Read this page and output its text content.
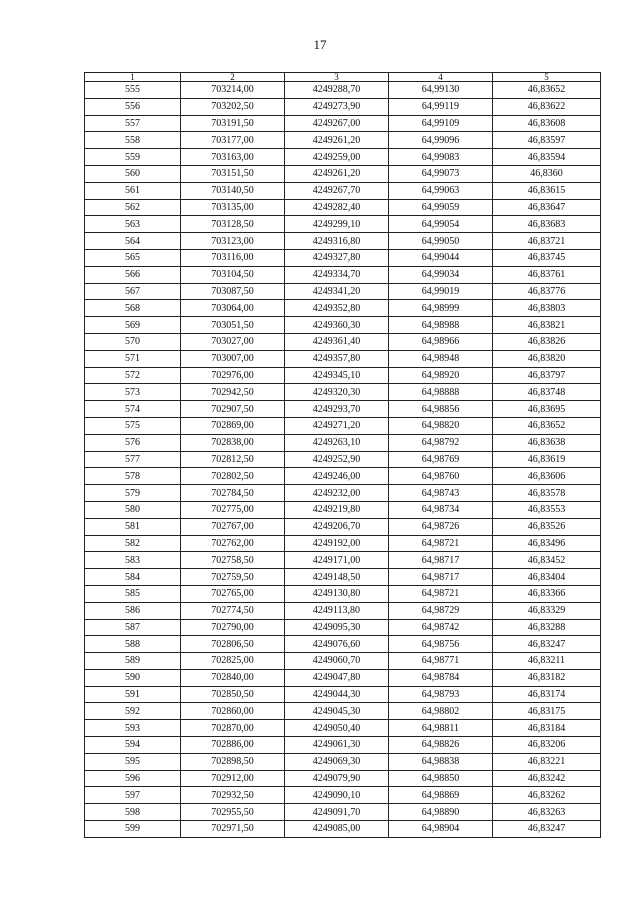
17
1	2	3	4	5
555	703214,00	4249288,70	64,99130	46,83652
556	703202,50	4249273,90	64,99119	46,83622
557	703191,50	4249267,00	64,99109	46,83608
558	703177,00	4249261,20	64,99096	46,83597
559	703163,00	4249259,00	64,99083	46,83594
560	703151,50	4249261,20	64,99073	46,8360
561	703140,50	4249267,70	64,99063	46,83615
562	703135,00	4249282,40	64,99059	46,83647
563	703128,50	4249299,10	64,99054	46,83683
564	703123,00	4249316,80	64,99050	46,83721
565	703116,00	4249327,80	64,99044	46,83745
566	703104,50	4249334,70	64,99034	46,83761
567	703087,50	4249341,20	64,99019	46,83776
568	703064,00	4249352,80	64,98999	46,83803
569	703051,50	4249360,30	64,98988	46,83821
570	703027,00	4249361,40	64,98966	46,83826
571	703007,00	4249357,80	64,98948	46,83820
572	702976,00	4249345,10	64,98920	46,83797
573	702942,50	4249320,30	64,98888	46,83748
574	702907,50	4249293,70	64,98856	46,83695
575	702869,00	4249271,20	64,98820	46,83652
576	702838,00	4249263,10	64,98792	46,83638
577	702812,50	4249252,90	64,98769	46,83619
578	702802,50	4249246,00	64,98760	46,83606
579	702784,50	4249232,00	64,98743	46,83578
580	702775,00	4249219,80	64,98734	46,83553
581	702767,00	4249206,70	64,98726	46,83526
582	702762,00	4249192,00	64,98721	46,83496
583	702758,50	4249171,00	64,98717	46,83452
584	702759,50	4249148,50	64,98717	46,83404
585	702765,00	4249130,80	64,98721	46,83366
586	702774,50	4249113,80	64,98729	46,83329
587	702790,00	4249095,30	64,98742	46,83288
588	702806,50	4249076,60	64,98756	46,83247
589	702825,00	4249060,70	64,98771	46,83211
590	702840,00	4249047,80	64,98784	46,83182
591	702850,50	4249044,30	64,98793	46,83174
592	702860,00	4249045,30	64,98802	46,83175
593	702870,00	4249050,40	64,98811	46,83184
594	702886,00	4249061,30	64,98826	46,83206
595	702898,50	4249069,30	64,98838	46,83221
596	702912,00	4249079,90	64,98850	46,83242
597	702932,50	4249090,10	64,98869	46,83262
598	702955,50	4249091,70	64,98890	46,83263
599	702971,50	4249085,00	64,98904	46,83247
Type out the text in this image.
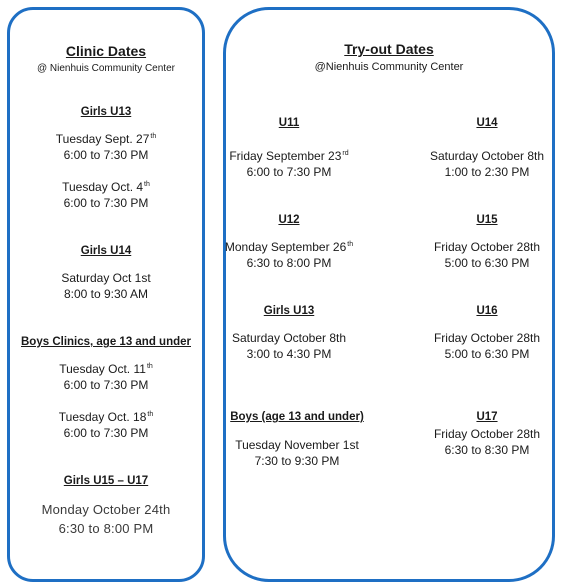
Clinic Dates
@ Nienhuis Community Center
Girls U13
Tuesday Sept. 27th
6:00 to 7:30 PM
Tuesday Oct. 4th
6:00 to 7:30 PM
Girls U14
Saturday Oct 1st
8:00 to 9:30 AM
Boys Clinics, age 13 and under
Tuesday Oct. 11th
6:00 to 7:30 PM
Tuesday Oct. 18th
6:00 to 7:30 PM
Girls U15 – U17
Monday October 24th
6:30 to 8:00 PM
Try-out Dates
@Nienhuis Community Center
U11
Friday September 23rd
6:00 to 7:30 PM
U12
Monday September 26th
6:30 to 8:00 PM
Girls U13
Saturday October 8th
3:00 to 4:30 PM
Boys (age 13 and under)
Tuesday November 1st
7:30 to 9:30 PM
U14
Saturday October 8th
1:00 to 2:30 PM
U15
Friday October 28th
5:00 to 6:30 PM
U16
Friday October 28th
5:00 to 6:30 PM
U17
Friday October 28th
6:30 to 8:30 PM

=-=-=-=-=

▸ PROBLEM: Restate verbatim the lines running from the line with "Type out the text in this image." through the end of the material; both ends count, and images are omitted.

▸ RESULT FOR THIS EXERCISE:
Type out the text in this image.
Clinic Dates
@ Nienhuis Community Center
Girls U13
Tuesday Sept. 27th
6:00 to 7:30 PM
Tuesday Oct. 4th
6:00 to 7:30 PM
Girls U14
Saturday Oct 1st
8:00 to 9:30 AM
Boys Clinics, age 13 and under
Tuesday Oct. 11th
6:00 to 7:30 PM
Tuesday Oct. 18th
6:00 to 7:30 PM
Girls U15 – U17
Monday October 24th
6:30 to 8:00 PM
Try-out Dates
@Nienhuis Community Center
U11
Friday September 23rd
6:00 to 7:30 PM
U12
Monday September 26th
6:30 to 8:00 PM
Girls U13
Saturday October 8th
3:00 to 4:30 PM
Boys (age 13 and under)
Tuesday November 1st
7:30 to 9:30 PM
U14
Saturday October 8th
1:00 to 2:30 PM
U15
Friday October 28th
5:00 to 6:30 PM
U16
Friday October 28th
5:00 to 6:30 PM
U17
Friday October 28th
6:30 to 8:30 PM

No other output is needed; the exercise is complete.